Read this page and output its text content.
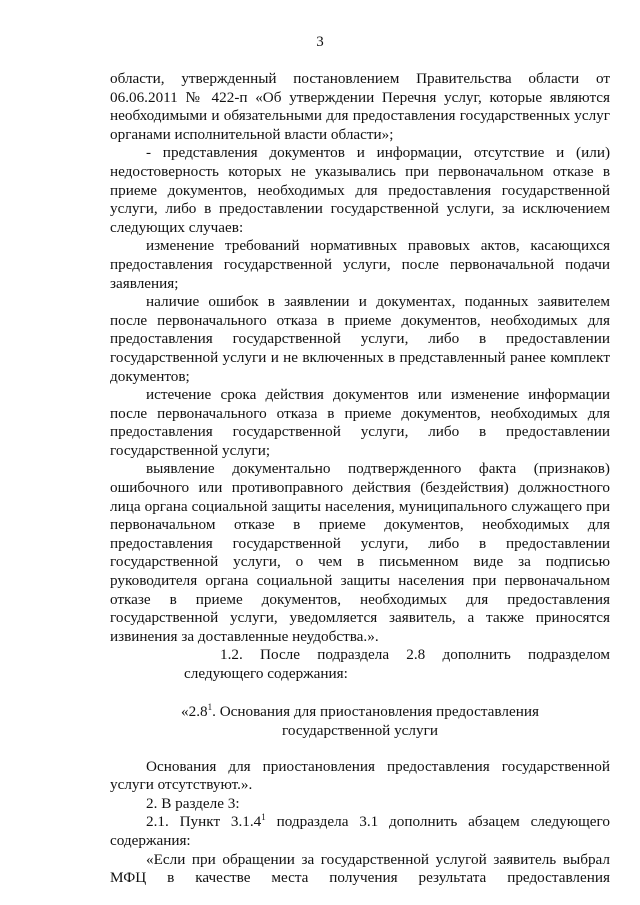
3

области, утвержденный постановлением Правительства области от 06.06.2011 № 422-п «Об утверждении Перечня услуг, которые являются необходимыми и обязательными для предоставления государственных услуг органами исполнительной власти области»;

- представления документов и информации, отсутствие и (или) недостоверность которых не указывались при первоначальном отказе в приеме документов, необходимых для предоставления государственной услуги, либо в предоставлении государственной услуги, за исключением следующих случаев:

изменение требований нормативных правовых актов, касающихся предоставления государственной услуги, после первоначальной подачи заявления;

наличие ошибок в заявлении и документах, поданных заявителем после первоначального отказа в приеме документов, необходимых для предоставления государственной услуги, либо в предоставлении государственной услуги и не включенных в представленный ранее комплект документов;

истечение срока действия документов или изменение информации после первоначального отказа в приеме документов, необходимых для предоставления государственной услуги, либо в предоставлении государственной услуги;

выявление документально подтвержденного факта (признаков) ошибочного или противоправного действия (бездействия) должностного лица органа социальной защиты населения, муниципального служащего при первоначальном отказе в приеме документов, необходимых для предоставления государственной услуги, либо в предоставлении государственной услуги, о чем в письменном виде за подписью руководителя органа социальной защиты населения при первоначальном отказе в приеме документов, необходимых для предоставления государственной услуги, уведомляется заявитель, а также приносятся извинения за доставленные неудобства.».

1.2. После подраздела 2.8 дополнить подразделом следующего содержания:

«$2.8^1$. Основания для приостановления предоставления
государственной услуги

Основания для приостановления предоставления государственной услуги отсутствуют.».

2. В разделе 3:

2.1. Пункт 3.1.4$^1$ подраздела 3.1 дополнить абзацем следующего содержания:

«Если при обращении за государственной услугой заявитель выбрал МФЦ в качестве места получения результата предоставления
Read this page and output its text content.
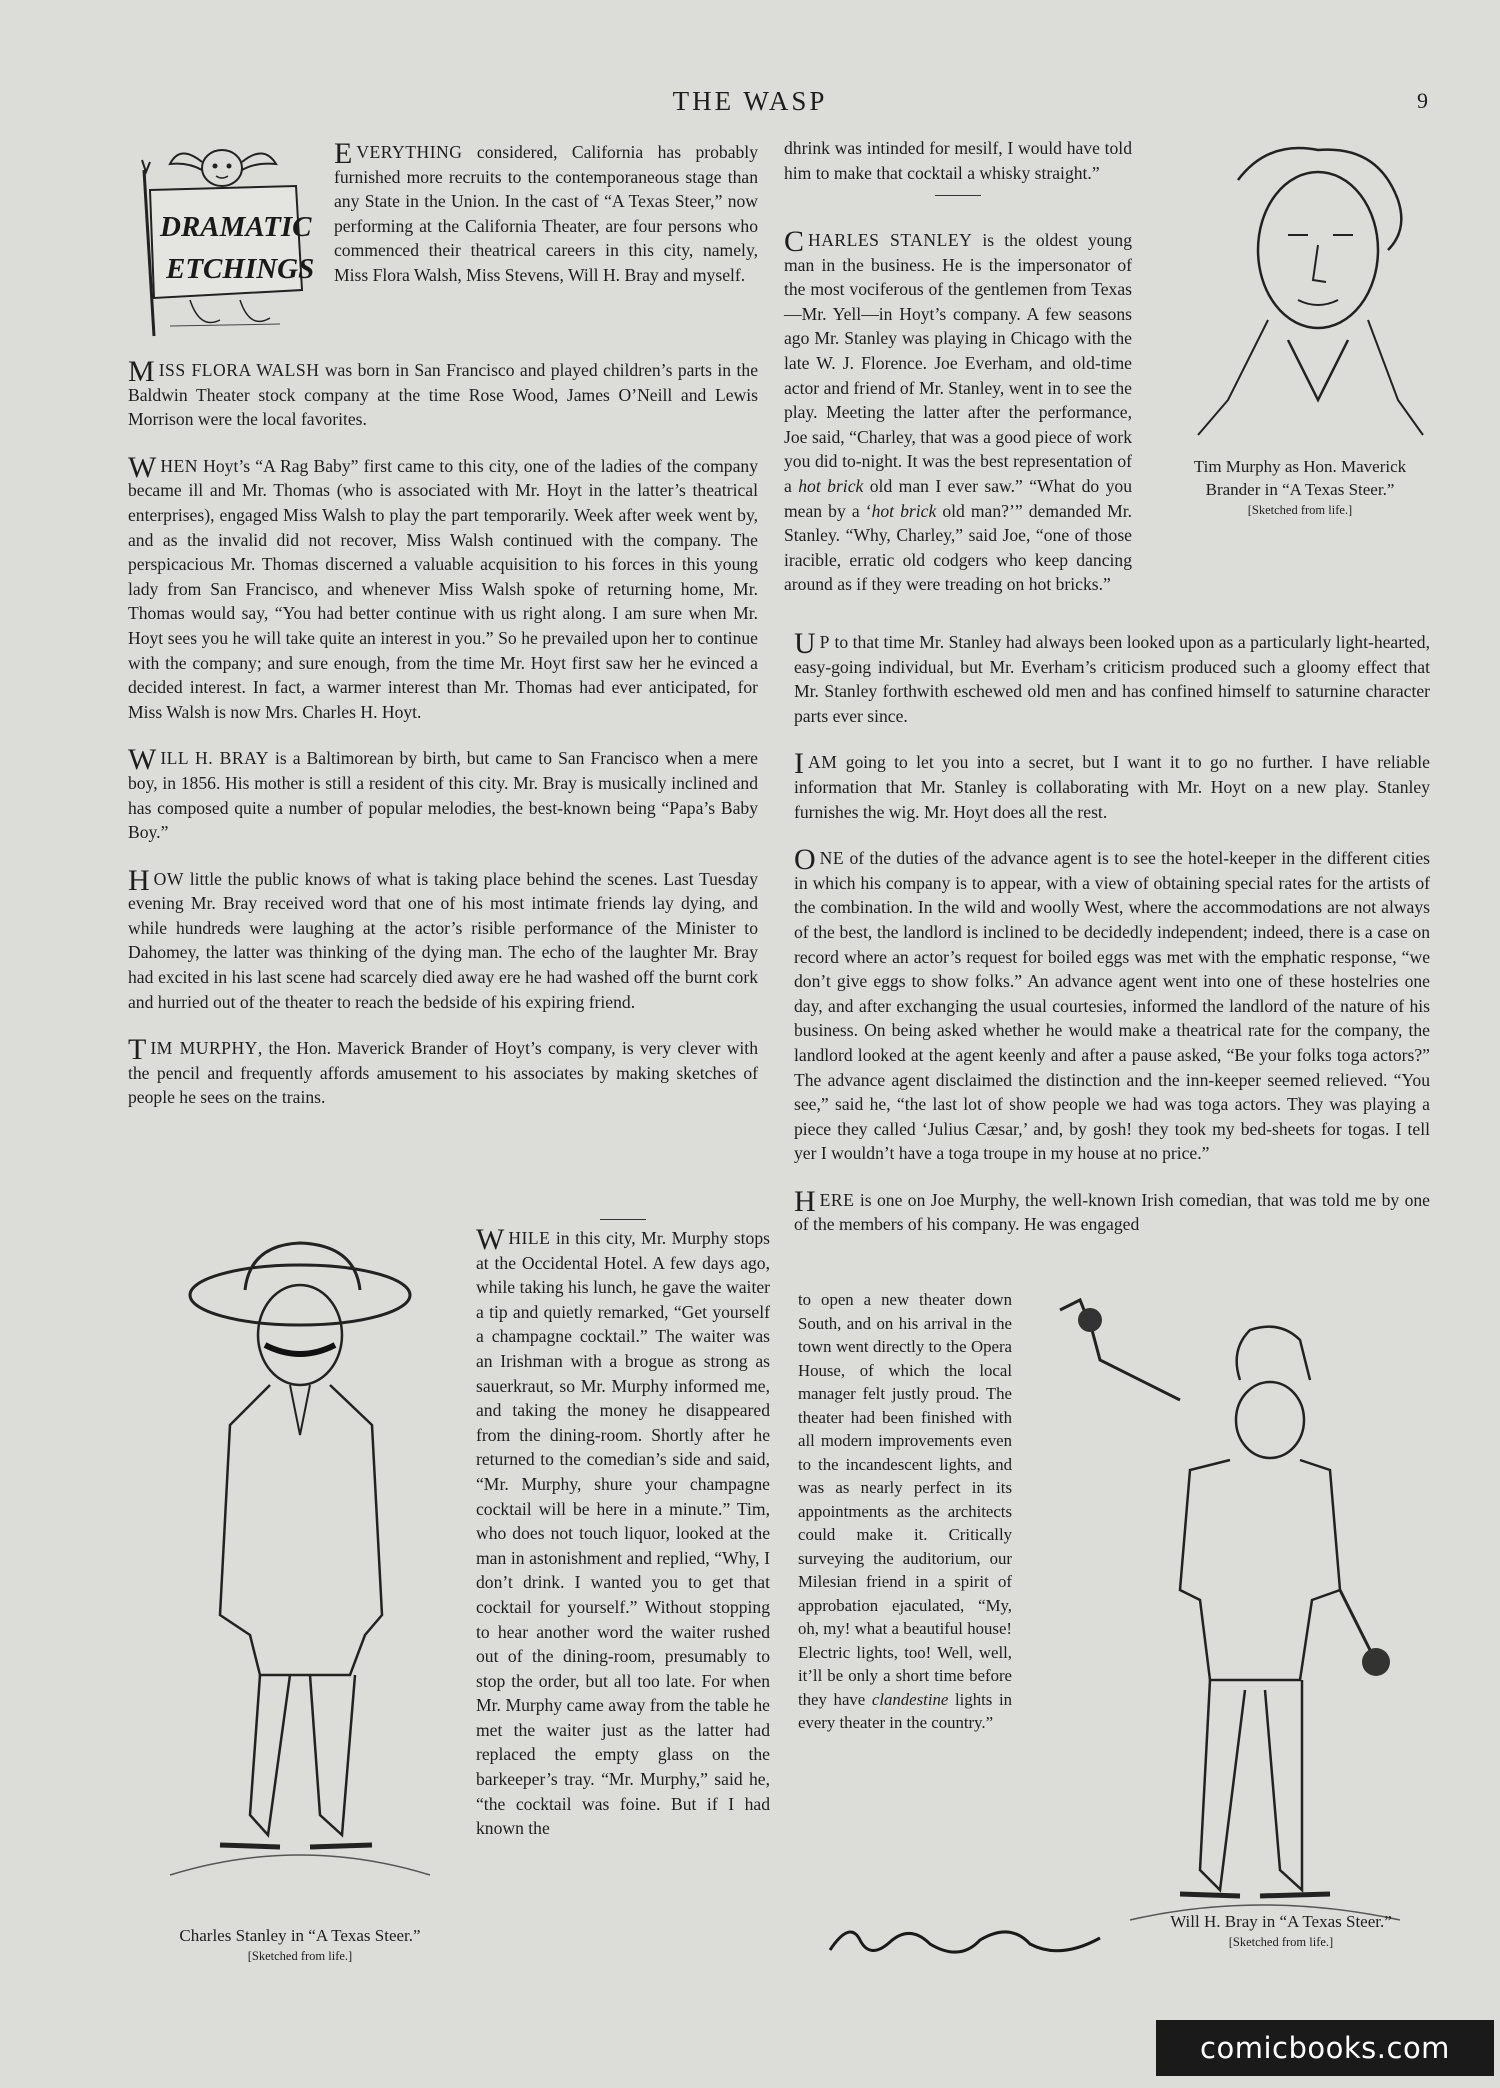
THE WASP	9
DRAMATIC
ETCHINGS

EVERYTHING considered, California has probably furnished more recruits to the contemporaneous stage than any State in the Union. In the cast of “A Texas Steer,” now performing at the California Theater, are four persons who commenced their theatrical careers in this city, namely, Miss Flora Walsh, Miss Stevens, Will H. Bray and myself.

MISS FLORA WALSH was born in San Francisco and played children’s parts in the Baldwin Theater stock company at the time Rose Wood, James O’Neill and Lewis Morrison were the local favorites.

WHEN Hoyt’s “A Rag Baby” first came to this city, one of the ladies of the company became ill and Mr. Thomas (who is associated with Mr. Hoyt in the latter’s theatrical enterprises), engaged Miss Walsh to play the part temporarily. Week after week went by, and as the invalid did not recover, Miss Walsh continued with the company. The perspicacious Mr. Thomas discerned a valuable acquisition to his forces in this young lady from San Francisco, and whenever Miss Walsh spoke of returning home, Mr. Thomas would say, “You had better continue with us right along. I am sure when Mr. Hoyt sees you he will take quite an interest in you.” So he prevailed upon her to continue with the company; and sure enough, from the time Mr. Hoyt first saw her he evinced a decided interest. In fact, a warmer interest than Mr. Thomas had ever anticipated, for Miss Walsh is now Mrs. Charles H. Hoyt.

WILL H. BRAY is a Baltimorean by birth, but came to San Francisco when a mere boy, in 1856. His mother is still a resident of this city. Mr. Bray is musically inclined and has composed quite a number of popular melodies, the best-known being “Papa’s Baby Boy.”

HOW little the public knows of what is taking place behind the scenes. Last Tuesday evening Mr. Bray received word that one of his most intimate friends lay dying, and while hundreds were laughing at the actor’s risible performance of the Minister to Dahomey, the latter was thinking of the dying man. The echo of the laughter Mr. Bray had excited in his last scene had scarcely died away ere he had washed off the burnt cork and hurried out of the theater to reach the bedside of his expiring friend.

TIM MURPHY, the Hon. Maverick Brander of Hoyt’s company, is very clever with the pencil and frequently affords amusement to his associates by making sketches of people he sees on the trains.

Charles Stanley in “A Texas Steer.”
[Sketched from life.]

WHILE in this city, Mr. Murphy stops at the Occidental Hotel. A few days ago, while taking his lunch, he gave the waiter a tip and quietly remarked, “Get yourself a champagne cocktail.” The waiter was an Irishman with a brogue as strong as sauerkraut, so Mr. Murphy informed me, and taking the money he disappeared from the dining-room. Shortly after he returned to the comedian’s side and said, “Mr. Murphy, shure your champagne cocktail will be here in a minute.” Tim, who does not touch liquor, looked at the man in astonishment and replied, “Why, I don’t drink. I wanted you to get that cocktail for yourself.” Without stopping to hear another word the waiter rushed out of the dining-room, presumably to stop the order, but all too late. For when Mr. Murphy came away from the table he met the waiter just as the latter had replaced the empty glass on the barkeeper’s tray. “Mr. Murphy,” said he, “the cocktail was foine. But if I had known the

dhrink was intinded for mesilf, I would have told him to make that cocktail a whisky straight.”

Tim Murphy as Hon. Maverick
Brander in “A Texas Steer.”
[Sketched from life.]

CHARLES STANLEY is the oldest young man in the business. He is the impersonator of the most vociferous of the gentlemen from Texas—Mr. Yell—in Hoyt’s company. A few seasons ago Mr. Stanley was playing in Chicago with the late W. J. Florence. Joe Everham, and old-time actor and friend of Mr. Stanley, went in to see the play. Meeting the latter after the performance, Joe said, “Charley, that was a good piece of work you did to-night. It was the best representation of a hot brick old man I ever saw.” “What do you mean by a ‘hot brick old man?’” demanded Mr. Stanley. “Why, Charley,” said Joe, “one of those iracible, erratic old codgers who keep dancing around as if they were treading on hot bricks.”

U P to that time Mr. Stanley had always been looked upon as a particularly light-hearted, easy-going individual, but Mr. Everham’s criticism produced such a gloomy effect that Mr. Stanley forthwith eschewed old men and has confined himself to saturnine character parts ever since.

IAM going to let you into a secret, but I want it to go no further. I have reliable information that Mr. Stanley is collaborating with Mr. Hoyt on a new play. Stanley furnishes the wig. Mr. Hoyt does all the rest.

ONE of the duties of the advance agent is to see the hotel-keeper in the different cities in which his company is to appear, with a view of obtaining special rates for the artists of the combination. In the wild and woolly West, where the accommodations are not always of the best, the landlord is inclined to be decidedly independent; indeed, there is a case on record where an actor’s request for boiled eggs was met with the emphatic response, “we don’t give eggs to show folks.” An advance agent went into one of these hostelries one day, and after exchanging the usual courtesies, informed the landlord of the nature of his business. On being asked whether he would make a theatrical rate for the company, the landlord looked at the agent keenly and after a pause asked, “Be your folks toga actors?” The advance agent disclaimed the distinction and the inn-keeper seemed relieved. “You see,” said he, “the last lot of show people we had was toga actors. They was playing a piece they called ‘Julius Cæsar,’ and, by gosh! they took my bed-sheets for togas. I tell yer I wouldn’t have a toga troupe in my house at no price.”

HERE is one on Joe Murphy, the well-known Irish comedian, that was told me by one of the members of his company. He was engaged

to open a new theater down South, and on his arrival in the town went directly to the Opera House, of which the local manager felt justly proud. The theater had been finished with all modern improvements even to the incandescent lights, and was as nearly perfect in its appointments as the architects could make it. Critically surveying the auditorium, our Milesian friend in a spirit of approbation ejaculated, “My, oh, my! what a beautiful house! Electric lights, too! Well, well, it’ll be only a short time before they have clandestine lights in every theater in the country.”

Will H. Bray in “A Texas Steer.”
[Sketched from life.]
comicbooks.com
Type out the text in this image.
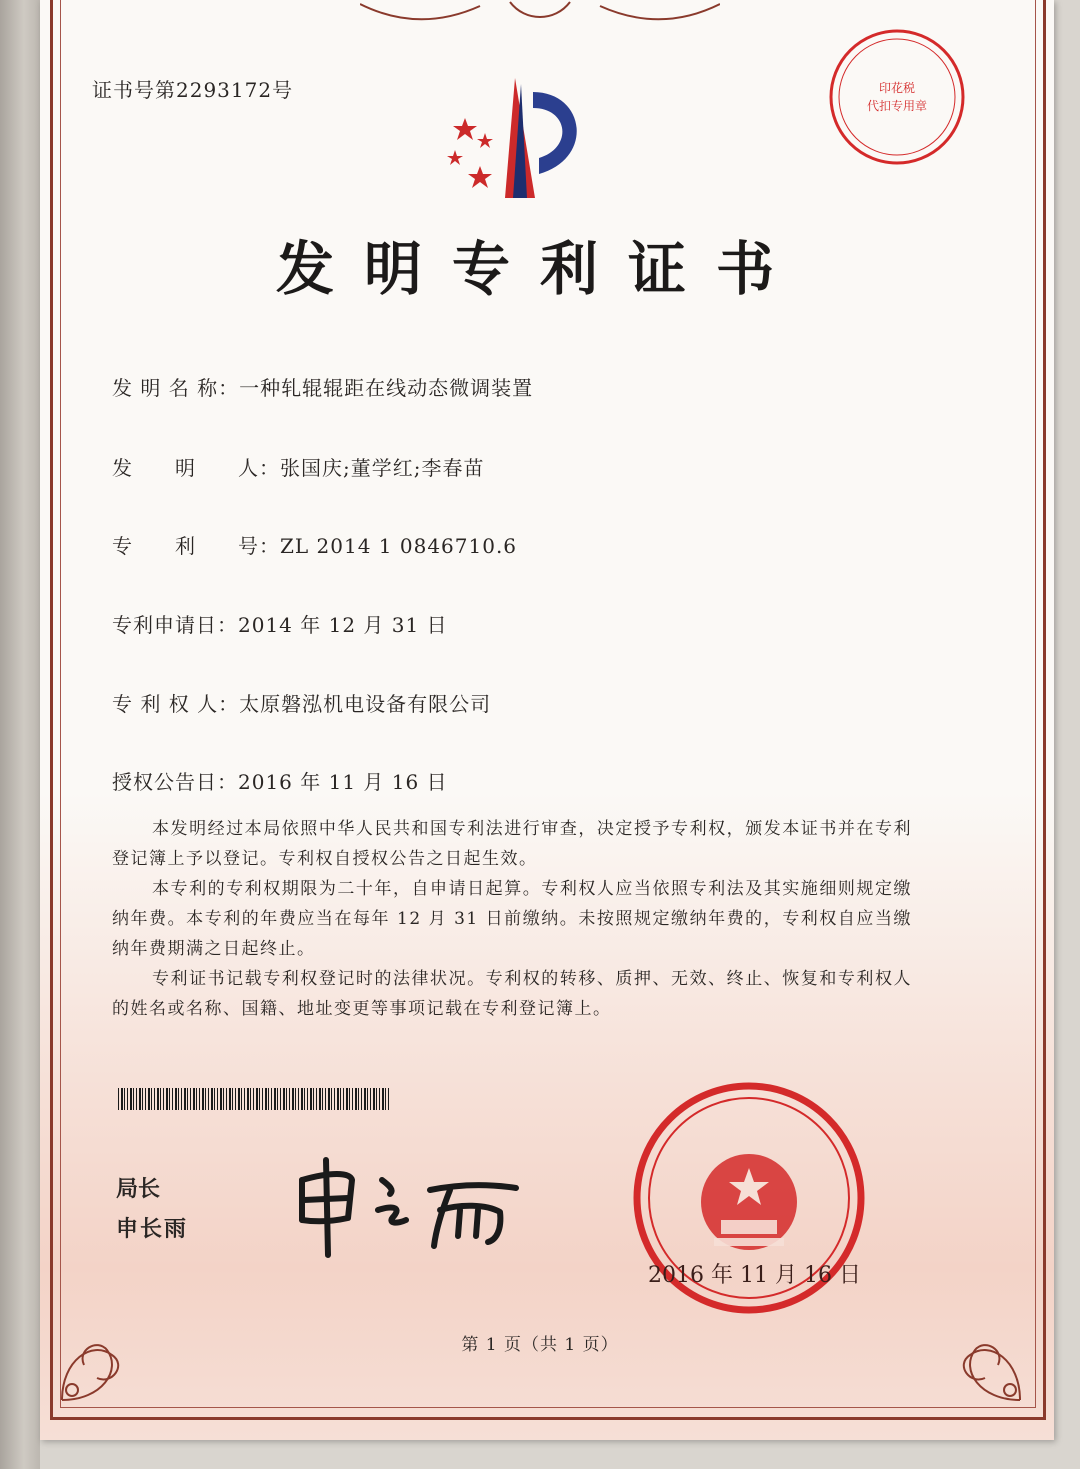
证书号第2293172号	印花税
代扣专用章
发明专利证书
发 明 名 称：一种轧辊辊距在线动态微调装置
发　　明　　人：张国庆;董学红;李春苗
专　　利　　号：ZL 2014 1 0846710.6
专利申请日：2014 年 12 月 31 日
专 利 权 人：太原磐泓机电设备有限公司
授权公告日：2016 年 11 月 16 日

本发明经过本局依照中华人民共和国专利法进行审查，决定授予专利权，颁发本证书并在专利登记簿上予以登记。专利权自授权公告之日起生效。

本专利的专利权期限为二十年，自申请日起算。专利权人应当依照专利法及其实施细则规定缴纳年费。本专利的年费应当在每年 12 月 31 日前缴纳。未按照规定缴纳年费的，专利权自应当缴纳年费期满之日起终止。

专利证书记载专利权登记时的法律状况。专利权的转移、质押、无效、终止、恢复和专利权人的姓名或名称、国籍、地址变更等事项记载在专利登记簿上。

局长
申长雨
2016 年 11 月 16 日
第 1 页（共 1 页）
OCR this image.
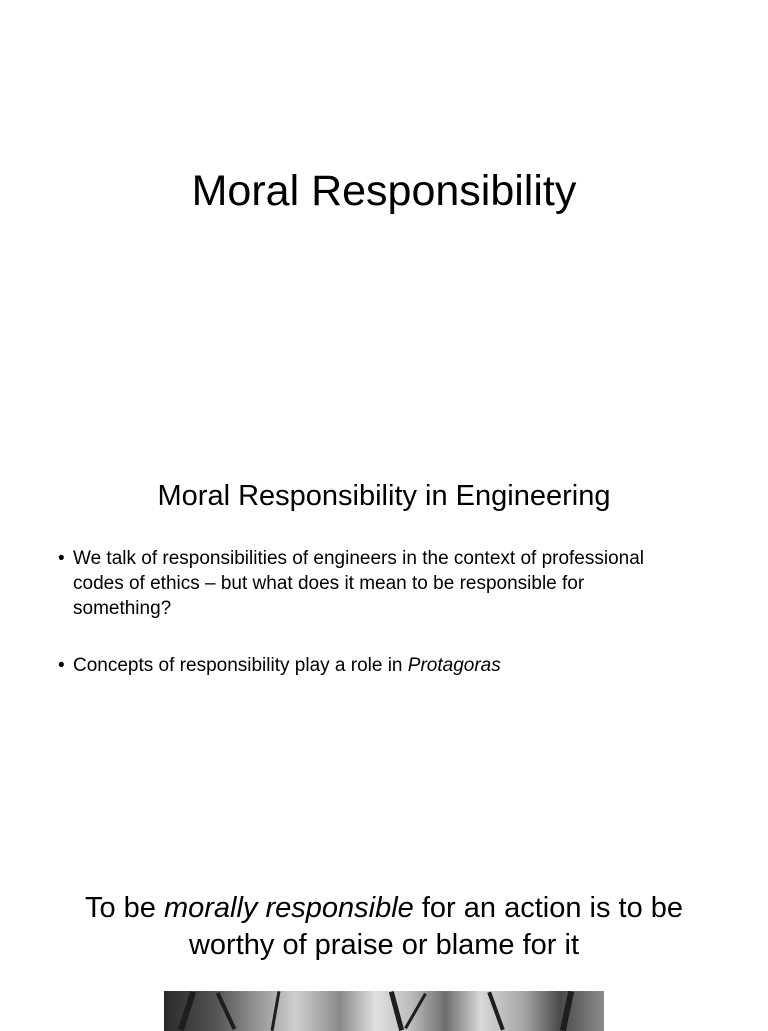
Moral Responsibility
Moral Responsibility in Engineering
• We talk of responsibilities of engineers in the context of professional
codes of ethics – but what does it mean to be responsible for
something?
• Concepts of responsibility play a role in Protagoras

To be morally responsible for an action is to be
worthy of praise or blame for it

Goal:
Exactly how many lines of the listing above contain the string "Основания"? Give no more than the number.

Correct answer:
2